*What is expected*:
Copy out, word for word, the lines of the listing from its first line through the line containing "remove-item-button[interactable]: Remove <box>623 232".
┌─ Exercise input
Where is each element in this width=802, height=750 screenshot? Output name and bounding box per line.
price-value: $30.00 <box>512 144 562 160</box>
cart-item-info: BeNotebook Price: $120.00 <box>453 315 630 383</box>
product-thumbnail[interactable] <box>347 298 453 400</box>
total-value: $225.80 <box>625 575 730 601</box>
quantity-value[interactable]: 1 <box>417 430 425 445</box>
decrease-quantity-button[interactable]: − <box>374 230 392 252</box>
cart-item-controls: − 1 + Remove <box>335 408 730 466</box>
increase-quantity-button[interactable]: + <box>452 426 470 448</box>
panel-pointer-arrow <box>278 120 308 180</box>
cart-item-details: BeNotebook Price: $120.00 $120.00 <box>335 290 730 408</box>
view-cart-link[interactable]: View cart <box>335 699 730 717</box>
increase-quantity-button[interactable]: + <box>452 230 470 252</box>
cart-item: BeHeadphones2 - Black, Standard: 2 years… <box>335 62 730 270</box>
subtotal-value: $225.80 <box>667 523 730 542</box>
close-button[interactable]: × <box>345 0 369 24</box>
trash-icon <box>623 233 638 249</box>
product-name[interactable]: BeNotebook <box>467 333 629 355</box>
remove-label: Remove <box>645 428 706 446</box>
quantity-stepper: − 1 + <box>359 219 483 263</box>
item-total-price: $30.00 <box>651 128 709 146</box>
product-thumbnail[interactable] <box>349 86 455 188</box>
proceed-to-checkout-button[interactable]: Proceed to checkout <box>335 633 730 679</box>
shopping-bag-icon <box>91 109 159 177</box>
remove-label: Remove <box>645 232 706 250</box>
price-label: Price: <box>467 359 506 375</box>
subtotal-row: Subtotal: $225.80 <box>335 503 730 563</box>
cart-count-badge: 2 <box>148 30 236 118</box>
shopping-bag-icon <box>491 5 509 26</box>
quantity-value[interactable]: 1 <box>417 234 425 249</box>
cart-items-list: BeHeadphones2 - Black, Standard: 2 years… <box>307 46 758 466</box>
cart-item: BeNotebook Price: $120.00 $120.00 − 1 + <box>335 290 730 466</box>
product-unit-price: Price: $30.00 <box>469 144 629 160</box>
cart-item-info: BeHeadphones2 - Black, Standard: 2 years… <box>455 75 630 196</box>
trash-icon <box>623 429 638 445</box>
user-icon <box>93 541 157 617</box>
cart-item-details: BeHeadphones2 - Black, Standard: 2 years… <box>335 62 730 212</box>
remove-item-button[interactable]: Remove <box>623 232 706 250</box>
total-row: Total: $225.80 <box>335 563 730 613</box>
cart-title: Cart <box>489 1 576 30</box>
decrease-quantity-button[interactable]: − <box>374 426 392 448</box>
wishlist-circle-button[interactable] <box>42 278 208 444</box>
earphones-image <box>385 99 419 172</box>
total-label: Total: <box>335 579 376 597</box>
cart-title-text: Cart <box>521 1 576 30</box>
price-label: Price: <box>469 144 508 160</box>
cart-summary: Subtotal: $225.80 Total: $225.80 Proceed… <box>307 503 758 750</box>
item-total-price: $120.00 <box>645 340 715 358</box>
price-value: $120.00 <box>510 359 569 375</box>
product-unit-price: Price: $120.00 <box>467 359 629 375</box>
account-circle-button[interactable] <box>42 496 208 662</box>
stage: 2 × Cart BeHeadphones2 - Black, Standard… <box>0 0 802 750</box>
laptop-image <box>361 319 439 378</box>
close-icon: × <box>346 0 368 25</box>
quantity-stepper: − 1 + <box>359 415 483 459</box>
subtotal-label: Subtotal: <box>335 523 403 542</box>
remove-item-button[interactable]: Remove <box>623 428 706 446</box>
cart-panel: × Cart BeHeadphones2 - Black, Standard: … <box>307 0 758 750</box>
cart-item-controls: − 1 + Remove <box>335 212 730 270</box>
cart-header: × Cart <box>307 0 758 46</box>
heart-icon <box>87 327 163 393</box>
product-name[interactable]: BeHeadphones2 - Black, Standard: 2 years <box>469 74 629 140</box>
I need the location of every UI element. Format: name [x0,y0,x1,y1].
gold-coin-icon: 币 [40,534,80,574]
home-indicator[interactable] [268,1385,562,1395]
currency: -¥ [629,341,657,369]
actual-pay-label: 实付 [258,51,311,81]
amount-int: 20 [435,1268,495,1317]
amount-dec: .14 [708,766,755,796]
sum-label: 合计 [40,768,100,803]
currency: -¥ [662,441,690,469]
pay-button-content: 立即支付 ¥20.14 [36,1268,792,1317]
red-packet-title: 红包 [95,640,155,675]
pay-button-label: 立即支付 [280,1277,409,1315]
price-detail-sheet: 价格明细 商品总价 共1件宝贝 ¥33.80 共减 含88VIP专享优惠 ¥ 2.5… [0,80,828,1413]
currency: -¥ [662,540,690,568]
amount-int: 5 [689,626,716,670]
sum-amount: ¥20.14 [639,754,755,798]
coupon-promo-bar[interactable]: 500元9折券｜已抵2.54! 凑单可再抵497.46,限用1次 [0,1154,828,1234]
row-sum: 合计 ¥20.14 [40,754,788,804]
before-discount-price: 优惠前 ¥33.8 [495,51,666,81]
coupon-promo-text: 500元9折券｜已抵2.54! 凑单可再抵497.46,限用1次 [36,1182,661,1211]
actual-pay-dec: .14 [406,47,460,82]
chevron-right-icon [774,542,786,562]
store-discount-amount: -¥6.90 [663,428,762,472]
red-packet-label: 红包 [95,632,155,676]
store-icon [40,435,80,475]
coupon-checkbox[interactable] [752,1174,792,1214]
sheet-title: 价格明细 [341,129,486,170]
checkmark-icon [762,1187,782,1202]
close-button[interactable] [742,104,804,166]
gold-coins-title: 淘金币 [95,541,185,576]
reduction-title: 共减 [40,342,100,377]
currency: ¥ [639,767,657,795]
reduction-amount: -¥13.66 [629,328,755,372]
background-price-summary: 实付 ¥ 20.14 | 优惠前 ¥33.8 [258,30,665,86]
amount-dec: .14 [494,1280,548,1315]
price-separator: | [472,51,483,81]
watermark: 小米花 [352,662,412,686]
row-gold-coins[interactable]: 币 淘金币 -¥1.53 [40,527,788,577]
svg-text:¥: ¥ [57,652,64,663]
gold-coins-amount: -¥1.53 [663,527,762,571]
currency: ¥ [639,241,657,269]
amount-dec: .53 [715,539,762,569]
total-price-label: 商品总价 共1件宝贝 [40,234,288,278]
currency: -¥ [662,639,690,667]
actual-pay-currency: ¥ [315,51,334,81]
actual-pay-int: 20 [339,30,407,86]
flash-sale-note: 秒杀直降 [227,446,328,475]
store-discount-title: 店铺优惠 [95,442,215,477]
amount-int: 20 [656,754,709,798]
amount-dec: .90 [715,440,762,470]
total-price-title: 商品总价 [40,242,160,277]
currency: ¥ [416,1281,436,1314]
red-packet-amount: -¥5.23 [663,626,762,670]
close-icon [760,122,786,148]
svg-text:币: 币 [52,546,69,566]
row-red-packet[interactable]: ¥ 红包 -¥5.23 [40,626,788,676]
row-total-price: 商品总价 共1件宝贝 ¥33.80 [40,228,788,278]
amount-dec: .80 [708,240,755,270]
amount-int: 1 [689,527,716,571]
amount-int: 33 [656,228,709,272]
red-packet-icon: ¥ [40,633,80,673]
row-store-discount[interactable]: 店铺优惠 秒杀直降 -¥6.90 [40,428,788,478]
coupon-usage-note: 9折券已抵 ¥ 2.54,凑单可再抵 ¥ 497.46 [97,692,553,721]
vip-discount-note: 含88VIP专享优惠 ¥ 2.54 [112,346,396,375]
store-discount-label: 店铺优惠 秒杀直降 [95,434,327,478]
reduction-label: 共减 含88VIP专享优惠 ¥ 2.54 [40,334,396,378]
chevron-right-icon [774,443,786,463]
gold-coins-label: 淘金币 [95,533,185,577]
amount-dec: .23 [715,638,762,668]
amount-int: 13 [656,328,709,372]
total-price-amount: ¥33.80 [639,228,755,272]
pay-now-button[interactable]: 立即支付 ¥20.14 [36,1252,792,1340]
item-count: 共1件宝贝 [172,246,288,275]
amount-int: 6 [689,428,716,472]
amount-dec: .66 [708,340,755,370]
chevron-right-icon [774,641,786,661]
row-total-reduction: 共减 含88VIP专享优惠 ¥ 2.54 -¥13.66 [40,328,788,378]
└─
*Exercise answer*:
Where is each element in this width=802, height=750 screenshot? Output name and bounding box per line.
price-value: $30.00 <box>512 144 562 160</box>
cart-item-info: BeNotebook Price: $120.00 <box>453 315 630 383</box>
product-thumbnail[interactable] <box>347 298 453 400</box>
total-value: $225.80 <box>625 575 730 601</box>
quantity-value[interactable]: 1 <box>417 430 425 445</box>
decrease-quantity-button[interactable]: − <box>374 230 392 252</box>
cart-item-controls: − 1 + Remove <box>335 408 730 466</box>
increase-quantity-button[interactable]: + <box>452 426 470 448</box>
panel-pointer-arrow <box>278 120 308 180</box>
cart-item-details: BeNotebook Price: $120.00 $120.00 <box>335 290 730 408</box>
view-cart-link[interactable]: View cart <box>335 699 730 717</box>
increase-quantity-button[interactable]: + <box>452 230 470 252</box>
cart-item: BeHeadphones2 - Black, Standard: 2 years… <box>335 62 730 270</box>
subtotal-value: $225.80 <box>667 523 730 542</box>
close-button[interactable]: × <box>345 0 369 24</box>
trash-icon <box>623 233 638 249</box>
product-name[interactable]: BeNotebook <box>467 333 629 355</box>
remove-label: Remove <box>645 428 706 446</box>
quantity-stepper: − 1 + <box>359 219 483 263</box>
item-total-price: $30.00 <box>651 128 709 146</box>
product-thumbnail[interactable] <box>349 86 455 188</box>
proceed-to-checkout-button[interactable]: Proceed to checkout <box>335 633 730 679</box>
shopping-bag-icon <box>91 109 159 177</box>
remove-label: Remove <box>645 232 706 250</box>
price-label: Price: <box>467 359 506 375</box>
subtotal-row: Subtotal: $225.80 <box>335 503 730 563</box>
cart-count-badge: 2 <box>148 30 236 118</box>
shopping-bag-icon <box>491 5 509 26</box>
quantity-value[interactable]: 1 <box>417 234 425 249</box>
cart-items-list: BeHeadphones2 - Black, Standard: 2 years… <box>307 46 758 466</box>
cart-item: BeNotebook Price: $120.00 $120.00 − 1 + <box>335 290 730 466</box>
product-unit-price: Price: $30.00 <box>469 144 629 160</box>
cart-item-info: BeHeadphones2 - Black, Standard: 2 years… <box>455 75 630 196</box>
trash-icon <box>623 429 638 445</box>
user-icon <box>93 541 157 617</box>
cart-item-details: BeHeadphones2 - Black, Standard: 2 years… <box>335 62 730 212</box>
remove-item-button[interactable]: Remove <box>623 232 706 250</box>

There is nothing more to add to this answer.